EXERCISE BRIEF:
Below are some records. Copy every line in them that holds "axis".

PROVIDED DATA:
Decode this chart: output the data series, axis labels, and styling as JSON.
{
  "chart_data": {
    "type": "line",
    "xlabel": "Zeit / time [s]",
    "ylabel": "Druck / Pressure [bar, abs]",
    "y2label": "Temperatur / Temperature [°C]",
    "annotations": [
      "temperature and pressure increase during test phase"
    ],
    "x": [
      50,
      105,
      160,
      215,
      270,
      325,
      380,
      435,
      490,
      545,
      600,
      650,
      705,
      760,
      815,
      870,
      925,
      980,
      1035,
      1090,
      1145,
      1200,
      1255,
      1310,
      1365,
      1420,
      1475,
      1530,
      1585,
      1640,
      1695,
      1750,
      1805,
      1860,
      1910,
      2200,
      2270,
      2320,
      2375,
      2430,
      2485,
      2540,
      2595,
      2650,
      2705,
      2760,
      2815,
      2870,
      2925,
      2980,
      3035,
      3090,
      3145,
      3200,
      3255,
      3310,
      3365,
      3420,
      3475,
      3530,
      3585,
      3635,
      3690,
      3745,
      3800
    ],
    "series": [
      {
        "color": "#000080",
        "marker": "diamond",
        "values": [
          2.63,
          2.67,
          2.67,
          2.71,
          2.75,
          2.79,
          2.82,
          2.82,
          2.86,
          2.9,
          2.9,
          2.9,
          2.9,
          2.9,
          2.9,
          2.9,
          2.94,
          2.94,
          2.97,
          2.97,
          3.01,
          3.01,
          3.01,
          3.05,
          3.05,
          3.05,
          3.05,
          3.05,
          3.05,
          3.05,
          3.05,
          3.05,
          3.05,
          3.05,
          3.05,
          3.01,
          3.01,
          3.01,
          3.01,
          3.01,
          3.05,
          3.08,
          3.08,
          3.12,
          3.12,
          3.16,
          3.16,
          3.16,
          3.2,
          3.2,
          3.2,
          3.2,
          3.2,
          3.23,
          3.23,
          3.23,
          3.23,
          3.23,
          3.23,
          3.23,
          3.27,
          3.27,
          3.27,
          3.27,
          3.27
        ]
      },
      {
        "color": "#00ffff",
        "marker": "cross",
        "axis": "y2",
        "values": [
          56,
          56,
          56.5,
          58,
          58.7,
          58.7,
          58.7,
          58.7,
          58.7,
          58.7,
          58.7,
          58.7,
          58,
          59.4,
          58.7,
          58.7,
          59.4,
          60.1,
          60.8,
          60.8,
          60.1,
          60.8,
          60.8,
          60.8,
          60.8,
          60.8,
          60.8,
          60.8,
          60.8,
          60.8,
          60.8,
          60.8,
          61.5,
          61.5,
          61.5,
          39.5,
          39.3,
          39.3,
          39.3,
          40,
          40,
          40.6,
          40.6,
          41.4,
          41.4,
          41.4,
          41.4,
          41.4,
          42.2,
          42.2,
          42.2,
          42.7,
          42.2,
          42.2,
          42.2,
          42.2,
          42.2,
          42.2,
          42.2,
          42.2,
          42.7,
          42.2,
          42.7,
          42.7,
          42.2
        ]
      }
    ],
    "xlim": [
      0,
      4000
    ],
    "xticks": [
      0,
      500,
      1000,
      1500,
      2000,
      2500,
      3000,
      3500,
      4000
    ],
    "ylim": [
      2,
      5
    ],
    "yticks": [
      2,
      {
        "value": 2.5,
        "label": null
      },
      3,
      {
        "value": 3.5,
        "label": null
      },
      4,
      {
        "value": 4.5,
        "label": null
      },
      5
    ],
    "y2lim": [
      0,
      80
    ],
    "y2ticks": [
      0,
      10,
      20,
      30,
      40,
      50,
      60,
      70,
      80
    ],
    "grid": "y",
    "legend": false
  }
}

EXERCISE SOLUTION:
Decode this chart: output the data series, axis labels, and styling as JSON.
        "axis": "y2",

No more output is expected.